## Exercise objective
Please reproduce every record, keeping each one exactly as written.
☆ ☆ ☆ ☆ ☆
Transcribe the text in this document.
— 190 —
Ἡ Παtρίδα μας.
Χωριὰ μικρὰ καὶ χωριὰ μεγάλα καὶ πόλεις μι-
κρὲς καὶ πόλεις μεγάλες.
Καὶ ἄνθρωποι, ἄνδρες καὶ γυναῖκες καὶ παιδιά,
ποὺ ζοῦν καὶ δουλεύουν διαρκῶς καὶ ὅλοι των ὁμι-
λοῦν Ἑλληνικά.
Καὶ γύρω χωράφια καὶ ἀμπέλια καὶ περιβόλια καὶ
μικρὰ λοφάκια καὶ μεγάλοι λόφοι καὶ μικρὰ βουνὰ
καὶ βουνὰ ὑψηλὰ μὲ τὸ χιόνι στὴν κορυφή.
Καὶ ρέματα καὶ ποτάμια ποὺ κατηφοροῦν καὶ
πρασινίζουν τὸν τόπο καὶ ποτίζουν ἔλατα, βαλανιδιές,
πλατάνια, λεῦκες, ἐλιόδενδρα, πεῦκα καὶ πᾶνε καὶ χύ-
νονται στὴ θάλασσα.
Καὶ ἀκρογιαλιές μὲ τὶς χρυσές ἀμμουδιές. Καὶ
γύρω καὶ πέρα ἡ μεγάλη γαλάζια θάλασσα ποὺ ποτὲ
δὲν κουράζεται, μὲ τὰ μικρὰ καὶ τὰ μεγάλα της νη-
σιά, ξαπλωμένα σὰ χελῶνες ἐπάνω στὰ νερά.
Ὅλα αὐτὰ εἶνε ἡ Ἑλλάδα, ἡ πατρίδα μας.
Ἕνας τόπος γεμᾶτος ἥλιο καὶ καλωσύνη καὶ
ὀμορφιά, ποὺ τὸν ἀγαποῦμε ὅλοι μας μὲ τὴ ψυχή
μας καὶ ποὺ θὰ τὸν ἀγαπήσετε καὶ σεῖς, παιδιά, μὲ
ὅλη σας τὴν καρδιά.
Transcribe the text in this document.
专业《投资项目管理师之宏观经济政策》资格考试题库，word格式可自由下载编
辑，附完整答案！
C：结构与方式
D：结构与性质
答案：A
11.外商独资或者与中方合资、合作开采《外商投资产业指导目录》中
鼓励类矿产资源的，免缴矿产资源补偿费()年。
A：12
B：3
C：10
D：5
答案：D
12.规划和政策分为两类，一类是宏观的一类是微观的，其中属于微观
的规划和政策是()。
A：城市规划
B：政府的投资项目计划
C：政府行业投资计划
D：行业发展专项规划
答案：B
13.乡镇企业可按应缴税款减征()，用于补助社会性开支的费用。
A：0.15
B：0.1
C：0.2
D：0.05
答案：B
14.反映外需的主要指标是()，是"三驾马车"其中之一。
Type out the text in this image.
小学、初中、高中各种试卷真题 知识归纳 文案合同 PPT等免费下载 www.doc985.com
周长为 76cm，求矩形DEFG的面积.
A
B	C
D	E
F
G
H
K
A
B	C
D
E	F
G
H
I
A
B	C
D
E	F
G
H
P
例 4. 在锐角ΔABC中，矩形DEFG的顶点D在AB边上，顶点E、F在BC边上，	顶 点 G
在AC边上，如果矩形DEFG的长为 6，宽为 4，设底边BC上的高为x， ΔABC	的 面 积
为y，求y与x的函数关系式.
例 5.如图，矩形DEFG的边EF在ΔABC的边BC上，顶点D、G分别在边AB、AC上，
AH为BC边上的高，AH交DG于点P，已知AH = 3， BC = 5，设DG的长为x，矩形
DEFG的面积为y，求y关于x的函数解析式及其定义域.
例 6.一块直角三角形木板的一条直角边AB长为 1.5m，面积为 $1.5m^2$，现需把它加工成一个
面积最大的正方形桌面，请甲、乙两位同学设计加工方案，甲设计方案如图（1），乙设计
☆ ☆ ☆ ☆ ☆
## Response to this exercise
Transcribe the text in this document.
— 190 —
Ἡ Παtρίδα μας.
Χωριὰ μικρὰ καὶ χωριὰ μεγάλα καὶ πόλεις μι-
κρὲς καὶ πόλεις μεγάλες.
Καὶ ἄνθρωποι, ἄνδρες καὶ γυναῖκες καὶ παιδιά,
ποὺ ζοῦν καὶ δουλεύουν διαρκῶς καὶ ὅλοι των ὁμι-
λοῦν Ἑλληνικά.
Καὶ γύρω χωράφια καὶ ἀμπέλια καὶ περιβόλια καὶ
μικρὰ λοφάκια καὶ μεγάλοι λόφοι καὶ μικρὰ βουνὰ
καὶ βουνὰ ὑψηλὰ μὲ τὸ χιόνι στὴν κορυφή.
Καὶ ρέματα καὶ ποτάμια ποὺ κατηφοροῦν καὶ
πρασινίζουν τὸν τόπο καὶ ποτίζουν ἔλατα, βαλανιδιές,
πλατάνια, λεῦκες, ἐλιόδενδρα, πεῦκα καὶ πᾶνε καὶ χύ-
νονται στὴ θάλασσα.
Καὶ ἀκρογιαλιές μὲ τὶς χρυσές ἀμμουδιές. Καὶ
γύρω καὶ πέρα ἡ μεγάλη γαλάζια θάλασσα ποὺ ποτὲ
δὲν κουράζεται, μὲ τὰ μικρὰ καὶ τὰ μεγάλα της νη-
σιά, ξαπλωμένα σὰ χελῶνες ἐπάνω στὰ νερά.
Ὅλα αὐτὰ εἶνε ἡ Ἑλλάδα, ἡ πατρίδα μας.
Ἕνας τόπος γεμᾶτος ἥλιο καὶ καλωσύνη καὶ
ὀμορφιά, ποὺ τὸν ἀγαποῦμε ὅλοι μας μὲ τὴ ψυχή
μας καὶ ποὺ θὰ τὸν ἀγαπήσετε καὶ σεῖς, παιδιά, μὲ
ὅλη σας τὴν καρδιά.
Transcribe the text in this document.
专业《投资项目管理师之宏观经济政策》资格考试题库，word格式可自由下载编
辑，附完整答案！
C：结构与方式
D：结构与性质
答案：A
11.外商独资或者与中方合资、合作开采《外商投资产业指导目录》中
鼓励类矿产资源的，免缴矿产资源补偿费()年。
A：12
B：3
C：10
D：5
答案：D
12.规划和政策分为两类，一类是宏观的一类是微观的，其中属于微观
的规划和政策是()。
A：城市规划
B：政府的投资项目计划
C：政府行业投资计划
D：行业发展专项规划
答案：B
13.乡镇企业可按应缴税款减征()，用于补助社会性开支的费用。
A：0.15
B：0.1
C：0.2
D：0.05
答案：B
14.反映外需的主要指标是()，是"三驾马车"其中之一。
Type out the text in this image.
小学、初中、高中各种试卷真题 知识归纳 文案合同 PPT等免费下载 www.doc985.com
周长为 76cm，求矩形DEFG的面积.
A
B	C
D	E
F
G
H
K
A
B	C
D
E	F
G
H
I
A
B	C
D
E	F
G
H
P
例 4. 在锐角ΔABC中，矩形DEFG的顶点D在AB边上，顶点E、F在BC边上，	顶 点 G
在AC边上，如果矩形DEFG的长为 6，宽为 4，设底边BC上的高为x， ΔABC	的 面 积
为y，求y与x的函数关系式.
例 5.如图，矩形DEFG的边EF在ΔABC的边BC上，顶点D、G分别在边AB、AC上，
AH为BC边上的高，AH交DG于点P，已知AH = 3， BC = 5，设DG的长为x，矩形
DEFG的面积为y，求y关于x的函数解析式及其定义域.
例 6.一块直角三角形木板的一条直角边AB长为 1.5m，面积为 $1.5m^2$，现需把它加工成一个
面积最大的正方形桌面，请甲、乙两位同学设计加工方案，甲设计方案如图（1），乙设计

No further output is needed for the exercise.